- [Excerpts from a layout annotation set]
********
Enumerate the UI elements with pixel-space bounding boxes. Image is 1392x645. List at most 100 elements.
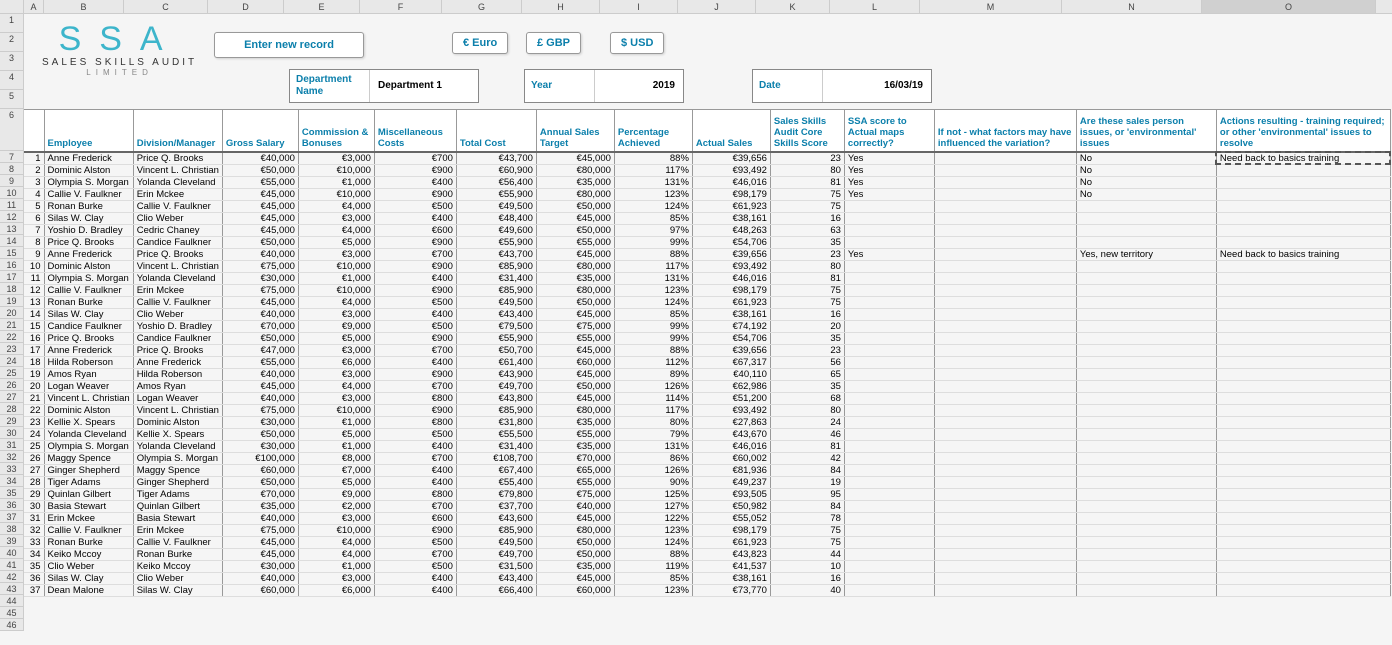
cell-actions[interactable] [1216,320,1390,332]
cell-salary[interactable]: €60,000 [222,464,298,476]
cell-pct[interactable]: 131% [614,176,692,188]
cell-maps[interactable] [844,260,934,272]
currency-gbp-button[interactable]: £ GBP [526,32,581,54]
cell-target[interactable]: €80,000 [536,188,614,200]
cell-score[interactable]: 80 [770,404,844,416]
cell-factors[interactable] [934,560,1076,572]
cell-misc[interactable]: €700 [374,452,456,464]
cell-comm[interactable]: €9,000 [298,488,374,500]
cell-score[interactable]: 42 [770,452,844,464]
cell-n[interactable]: 10 [24,260,44,272]
cell-actions[interactable] [1216,260,1390,272]
cell-comm[interactable]: €4,000 [298,296,374,308]
cell-salary[interactable]: €30,000 [222,560,298,572]
cell-comm[interactable]: €1,000 [298,416,374,428]
cell-actual[interactable]: €73,770 [692,584,770,596]
cell-misc[interactable]: €900 [374,260,456,272]
table-row[interactable]: 13Ronan BurkeCallie V. Faulkner€45,000€4… [24,296,1390,308]
col-header[interactable]: Actions resulting - training required; o… [1216,110,1390,152]
cell-n[interactable]: 12 [24,284,44,296]
row-header-1[interactable]: 1 [0,14,23,33]
row-header-19[interactable]: 19 [0,295,23,307]
row-header-34[interactable]: 34 [0,475,23,487]
cell-maps[interactable] [844,200,934,212]
cell-salary[interactable]: €50,000 [222,476,298,488]
cell-score[interactable]: 23 [770,152,844,165]
cell-actual[interactable]: €61,923 [692,296,770,308]
cell-mgr[interactable]: Keiko Mccoy [133,560,222,572]
cell-factors[interactable] [934,236,1076,248]
cell-salary[interactable]: €40,000 [222,368,298,380]
cell-factors[interactable] [934,416,1076,428]
cell-target[interactable]: €45,000 [536,392,614,404]
cell-issues[interactable] [1076,308,1216,320]
cell-score[interactable]: 35 [770,332,844,344]
cell-maps[interactable]: Yes [844,152,934,165]
cell-n[interactable]: 18 [24,356,44,368]
col-header[interactable]: Total Cost [456,110,536,152]
cell-comm[interactable]: €5,000 [298,428,374,440]
cell-total[interactable]: €85,900 [456,524,536,536]
cell-comm[interactable]: €3,000 [298,368,374,380]
cell-issues[interactable] [1076,344,1216,356]
cell-factors[interactable] [934,524,1076,536]
cell-mgr[interactable]: Clio Weber [133,308,222,320]
cell-total[interactable]: €31,800 [456,416,536,428]
cell-total[interactable]: €56,400 [456,176,536,188]
cell-misc[interactable]: €800 [374,392,456,404]
cell-pct[interactable]: 85% [614,572,692,584]
cell-target[interactable]: €80,000 [536,404,614,416]
cell-factors[interactable] [934,272,1076,284]
cell-score[interactable]: 23 [770,344,844,356]
cell-issues[interactable] [1076,392,1216,404]
cell-emp[interactable]: Keiko Mccoy [44,548,133,560]
cell-score[interactable]: 20 [770,320,844,332]
cell-pct[interactable]: 117% [614,404,692,416]
cell-actions[interactable] [1216,464,1390,476]
cell-n[interactable]: 32 [24,524,44,536]
cell-score[interactable]: 75 [770,200,844,212]
cell-emp[interactable]: Ronan Burke [44,200,133,212]
cell-maps[interactable]: Yes [844,248,934,260]
cell-score[interactable]: 81 [770,176,844,188]
cell-total[interactable]: €43,900 [456,368,536,380]
cell-pct[interactable]: 79% [614,428,692,440]
cell-target[interactable]: €45,000 [536,248,614,260]
cell-comm[interactable]: €10,000 [298,284,374,296]
cell-pct[interactable]: 88% [614,548,692,560]
cell-score[interactable]: 56 [770,356,844,368]
cell-total[interactable]: €85,900 [456,260,536,272]
cell-maps[interactable] [844,272,934,284]
cell-salary[interactable]: €45,000 [222,536,298,548]
cell-actual[interactable]: €93,492 [692,260,770,272]
cell-comm[interactable]: €9,000 [298,320,374,332]
cell-factors[interactable] [934,500,1076,512]
cell-n[interactable]: 8 [24,236,44,248]
column-header-G[interactable]: G [442,0,522,13]
cell-salary[interactable]: €45,000 [222,548,298,560]
cell-target[interactable]: €40,000 [536,500,614,512]
cell-pct[interactable]: 123% [614,188,692,200]
cell-score[interactable]: 63 [770,224,844,236]
table-row[interactable]: 7Yoshio D. BradleyCedric Chaney€45,000€4… [24,224,1390,236]
cell-issues[interactable] [1076,548,1216,560]
cell-maps[interactable] [844,380,934,392]
cell-actions[interactable] [1216,536,1390,548]
cell-issues[interactable] [1076,452,1216,464]
cell-actions[interactable] [1216,236,1390,248]
cell-maps[interactable]: Yes [844,188,934,200]
year-field[interactable]: Year 2019 [524,69,684,103]
cell-issues[interactable] [1076,584,1216,596]
cell-factors[interactable] [934,380,1076,392]
cell-misc[interactable]: €500 [374,560,456,572]
row-header-18[interactable]: 18 [0,283,23,295]
cell-pct[interactable]: 124% [614,296,692,308]
cell-score[interactable]: 24 [770,416,844,428]
cell-score[interactable]: 35 [770,236,844,248]
cell-salary[interactable]: €70,000 [222,320,298,332]
cell-emp[interactable]: Vincent L. Christian [44,392,133,404]
cell-mgr[interactable]: Price Q. Brooks [133,152,222,165]
cell-actions[interactable] [1216,404,1390,416]
cell-mgr[interactable]: Clio Weber [133,212,222,224]
cell-misc[interactable]: €900 [374,164,456,176]
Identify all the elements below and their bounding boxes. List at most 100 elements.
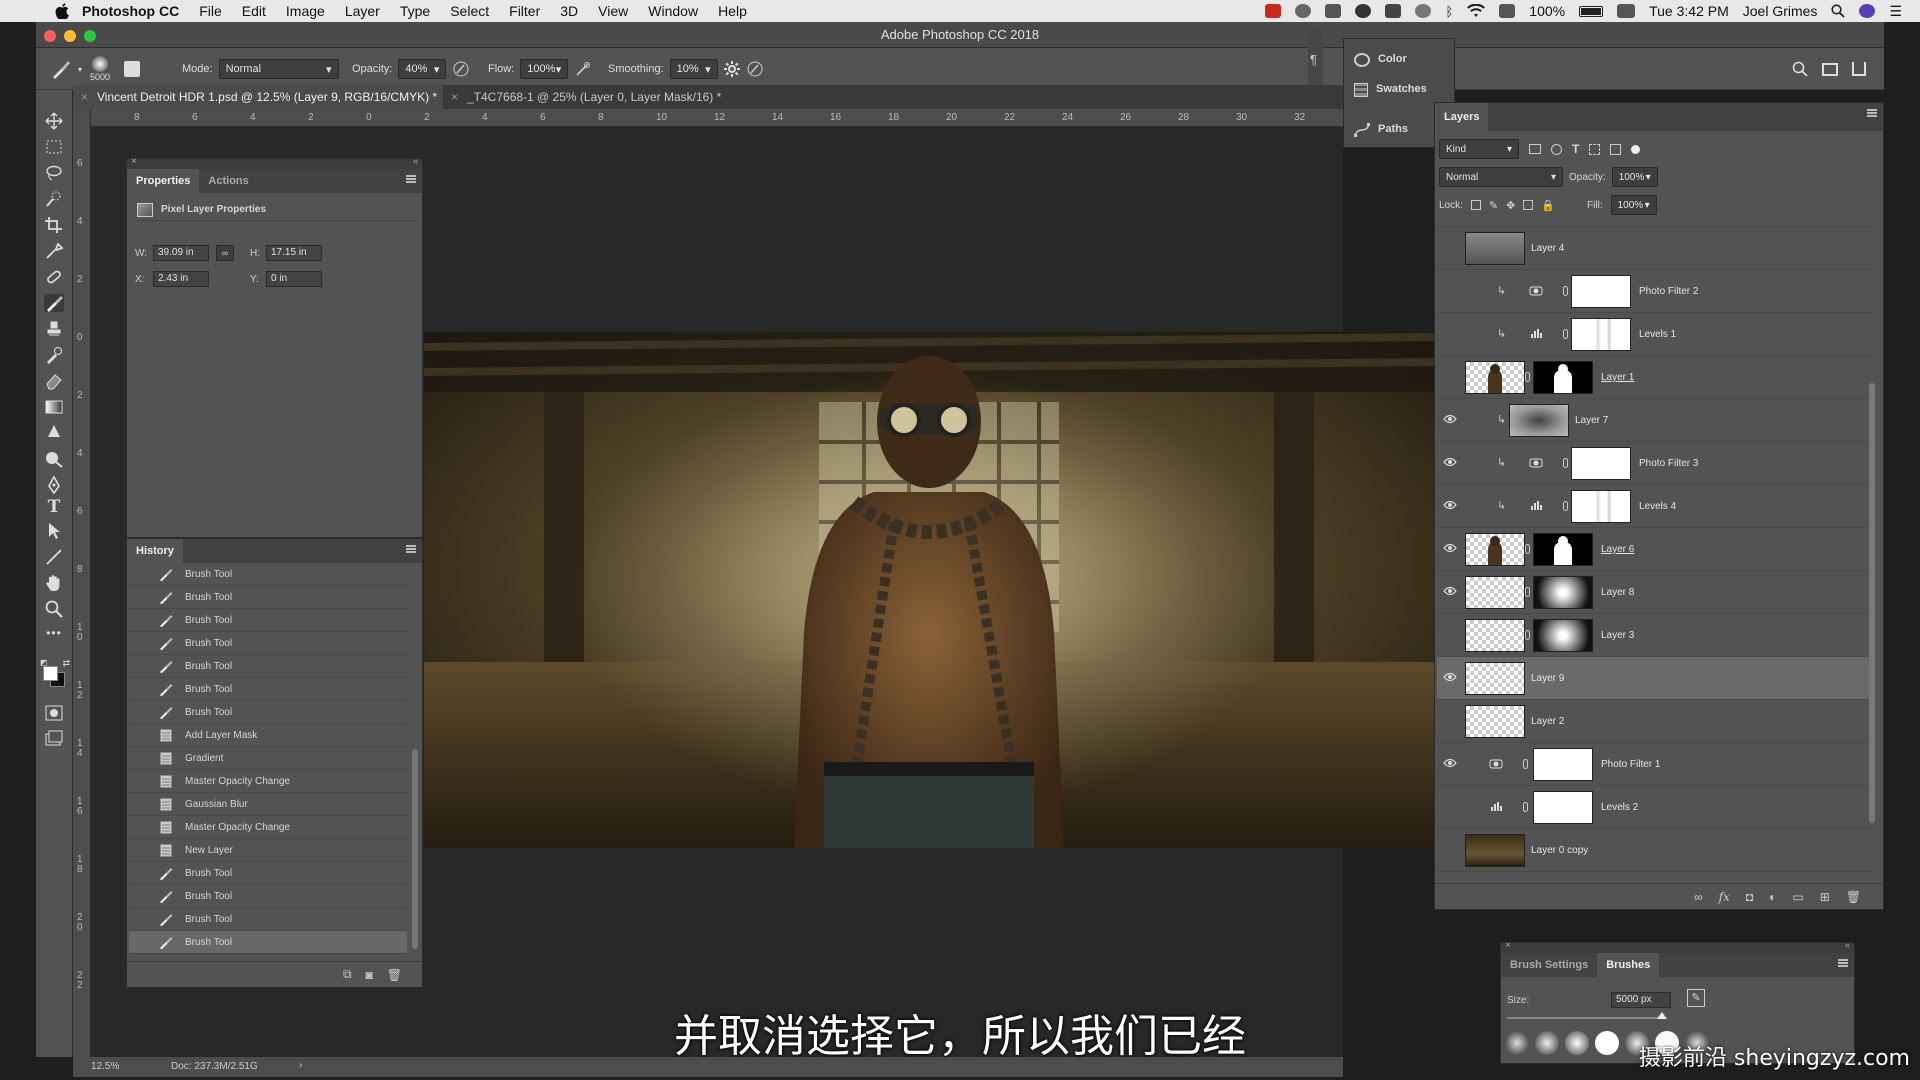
more-tools-icon[interactable]: ••• <box>44 624 64 642</box>
document-canvas[interactable] <box>424 332 1434 848</box>
smart-object-filter-icon[interactable] <box>1610 143 1622 155</box>
visibility-toggle[interactable] <box>1443 371 1457 383</box>
layer-name[interactable]: Levels 2 <box>1601 786 1638 829</box>
visibility-toggle[interactable] <box>1443 844 1457 856</box>
type-filter-icon[interactable]: T <box>1572 142 1579 156</box>
tool-preset-picker[interactable]: ▾ <box>50 48 82 90</box>
lock-position-icon[interactable]: ✥ <box>1506 199 1515 212</box>
swatches-panel-tab[interactable]: Swatches <box>1354 83 1427 97</box>
width-field[interactable]: 39.09 in <box>153 245 209 261</box>
close-icon[interactable]: × <box>1505 940 1511 951</box>
fill-input[interactable]: 100% ▾ <box>1610 195 1657 215</box>
close-icon[interactable]: × <box>451 85 458 109</box>
layer-row[interactable]: ↳ Levels 4 <box>1437 485 1875 528</box>
swap-colors-icon[interactable]: ⇄ <box>62 658 70 669</box>
menu-edit[interactable]: Edit <box>232 0 276 22</box>
menu-layer[interactable]: Layer <box>335 0 390 22</box>
visibility-toggle[interactable] <box>1443 801 1457 813</box>
visibility-toggle[interactable] <box>1443 285 1457 297</box>
link-icon[interactable] <box>1563 329 1568 339</box>
layer-row[interactable]: ↳ Photo Filter 2 <box>1437 270 1875 313</box>
hand-tool-icon[interactable] <box>44 574 64 592</box>
trash-icon[interactable]: 🗑 <box>387 968 402 982</box>
pen-tool-icon[interactable] <box>44 476 64 494</box>
menu-view[interactable]: View <box>588 0 638 22</box>
lasso-tool-icon[interactable] <box>44 164 64 182</box>
link-icon[interactable] <box>1523 759 1528 769</box>
visibility-toggle[interactable] <box>1443 629 1457 641</box>
layer-row[interactable]: ↳ Photo Filter 3 <box>1437 442 1875 485</box>
link-layers-icon[interactable]: ∞ <box>1694 890 1703 904</box>
apple-icon[interactable] <box>52 0 72 22</box>
eraser-tool-icon[interactable] <box>44 372 64 390</box>
menubar-clock[interactable]: Tue 3:42 PM <box>1649 3 1729 19</box>
tab-properties[interactable]: Properties <box>127 169 200 193</box>
layer-name[interactable]: Photo Filter 2 <box>1639 270 1698 313</box>
tab-t4c7668[interactable]: × _T4C7668-1 @ 25% (Layer 0, Layer Mask/… <box>443 85 823 109</box>
vertical-ruler[interactable]: 6 4 2 0 2 4 6 8 1 0 1 2 1 4 1 6 1 8 2 0 2 2 <box>73 109 91 1057</box>
layer-row[interactable]: Levels 2 <box>1437 786 1875 829</box>
trash-icon[interactable]: 🗑 <box>1846 890 1861 904</box>
history-item[interactable]: Brush Tool <box>129 931 407 954</box>
tab-history[interactable]: History <box>127 539 183 563</box>
line-tool-icon[interactable] <box>44 548 64 566</box>
horizontal-ruler[interactable]: 8 6 4 2 0 2 4 6 8 10 12 14 16 18 20 22 24 26 28 30 32 <box>90 109 1343 127</box>
marquee-tool-icon[interactable] <box>44 138 64 156</box>
window-zoom-icon[interactable] <box>84 30 96 42</box>
screen-mode-icon[interactable] <box>44 730 64 748</box>
menu-window[interactable]: Window <box>638 0 708 22</box>
layer-opacity-input[interactable]: 100% ▾ <box>1611 167 1658 187</box>
layer-name[interactable]: Layer 0 copy <box>1531 829 1588 872</box>
foreground-color-swatch[interactable] <box>43 666 58 681</box>
menu-type[interactable]: Type <box>390 0 440 22</box>
pressure-size-icon[interactable] <box>746 60 764 78</box>
layer-name[interactable]: Layer 8 <box>1601 571 1634 614</box>
clone-stamp-tool-icon[interactable] <box>44 320 64 338</box>
paragraph-icon[interactable]: ¶ <box>1310 52 1317 67</box>
pressure-opacity-icon[interactable] <box>452 60 470 78</box>
dropbox-icon[interactable] <box>1325 4 1342 18</box>
x-field[interactable]: 2.43 in <box>153 271 209 287</box>
layer-row[interactable]: Layer 9 <box>1437 657 1875 700</box>
layer-name[interactable]: Levels 1 <box>1639 313 1676 356</box>
window-close-icon[interactable] <box>44 30 56 42</box>
smoothing-input[interactable]: 10% ▾ <box>669 59 718 79</box>
y-field[interactable]: 0 in <box>266 271 322 287</box>
panel-grip[interactable]: × « <box>1501 940 1854 953</box>
close-icon[interactable]: × <box>81 85 88 109</box>
visibility-toggle[interactable] <box>1443 715 1457 727</box>
menu-image[interactable]: Image <box>276 0 335 22</box>
eyedropper-tool-icon[interactable] <box>44 242 64 260</box>
color-swatches[interactable]: ◩ ⇄ <box>40 658 70 688</box>
history-item[interactable]: Master Opacity Change <box>129 770 407 793</box>
layer-name[interactable]: Layer 3 <box>1601 614 1634 657</box>
tab-vincent-detroit[interactable]: × Vincent Detroit HDR 1.psd @ 12.5% (Lay… <box>73 85 443 109</box>
color-panel-tab[interactable]: Color <box>1354 53 1407 67</box>
layer-name[interactable]: Layer 7 <box>1575 399 1608 442</box>
siri-icon[interactable] <box>1859 4 1876 18</box>
creative-cloud-icon[interactable] <box>1295 4 1312 18</box>
close-icon[interactable]: × <box>131 156 137 167</box>
eye-icon[interactable] <box>1443 457 1457 469</box>
dodge-tool-icon[interactable] <box>44 450 64 468</box>
layer-name[interactable]: Layer 2 <box>1531 700 1564 743</box>
brush-tool-icon[interactable] <box>44 294 64 312</box>
keyboard-icon[interactable] <box>1617 4 1636 18</box>
time-machine-icon[interactable] <box>1415 4 1432 18</box>
history-item[interactable]: Brush Tool <box>129 885 407 908</box>
menu-filter[interactable]: Filter <box>499 0 550 22</box>
link-dimensions-icon[interactable]: ∞ <box>216 245 234 261</box>
crop-tool-icon[interactable] <box>44 216 64 234</box>
menu-file[interactable]: File <box>189 0 232 22</box>
layer-name[interactable]: Layer 6 <box>1601 528 1634 571</box>
link-icon[interactable] <box>1525 630 1530 640</box>
layer-row[interactable]: Layer 3 <box>1437 614 1875 657</box>
menu-app-name[interactable]: Photoshop CC <box>72 0 189 22</box>
opacity-input[interactable]: 40% ▾ <box>398 59 447 79</box>
collapse-icon[interactable]: « <box>413 156 418 166</box>
mode-select[interactable]: Normal ▾ <box>218 59 339 79</box>
layer-row[interactable]: Photo Filter 1 <box>1437 743 1875 786</box>
share-icon[interactable] <box>1852 62 1866 76</box>
shape-filter-icon[interactable] <box>1589 143 1601 155</box>
layer-name[interactable]: Levels 4 <box>1639 485 1676 528</box>
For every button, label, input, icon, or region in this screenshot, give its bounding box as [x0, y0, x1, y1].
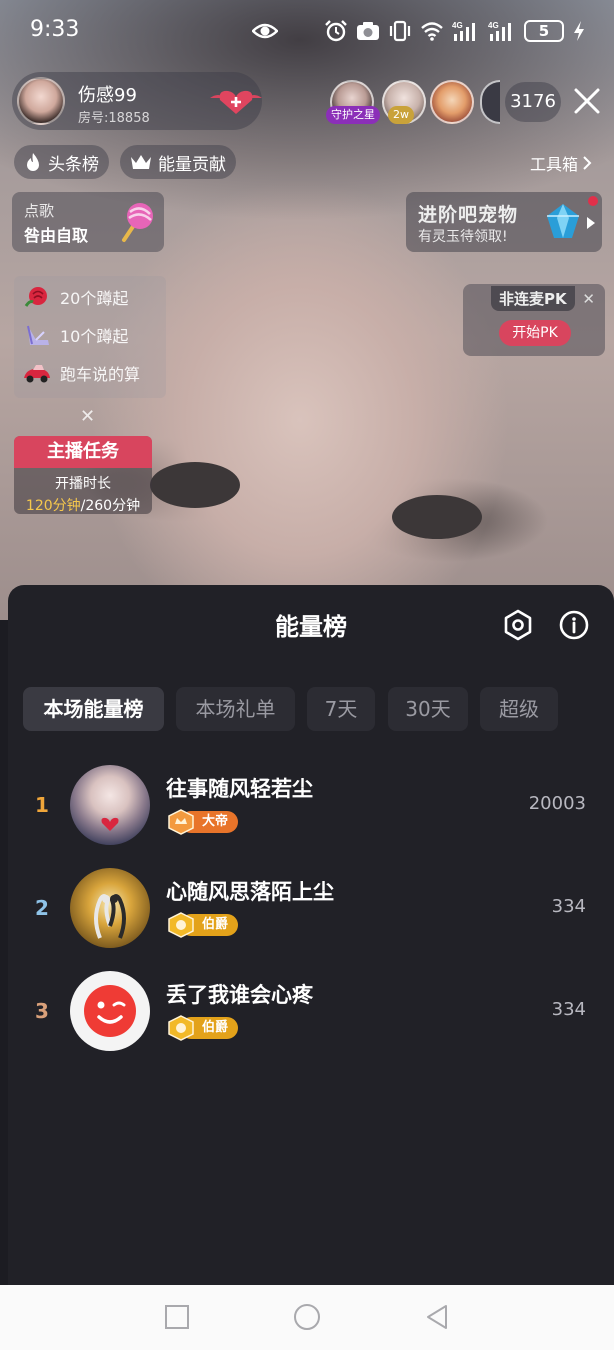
********
- [Exercise task] Extract every line of the listing that contains the word "trash". Case counts.

- [Full solution]
trash-icon[interactable]: 🗑 <box>387 968 402 982</box>
trash-icon[interactable]: 🗑 <box>1846 890 1861 904</box>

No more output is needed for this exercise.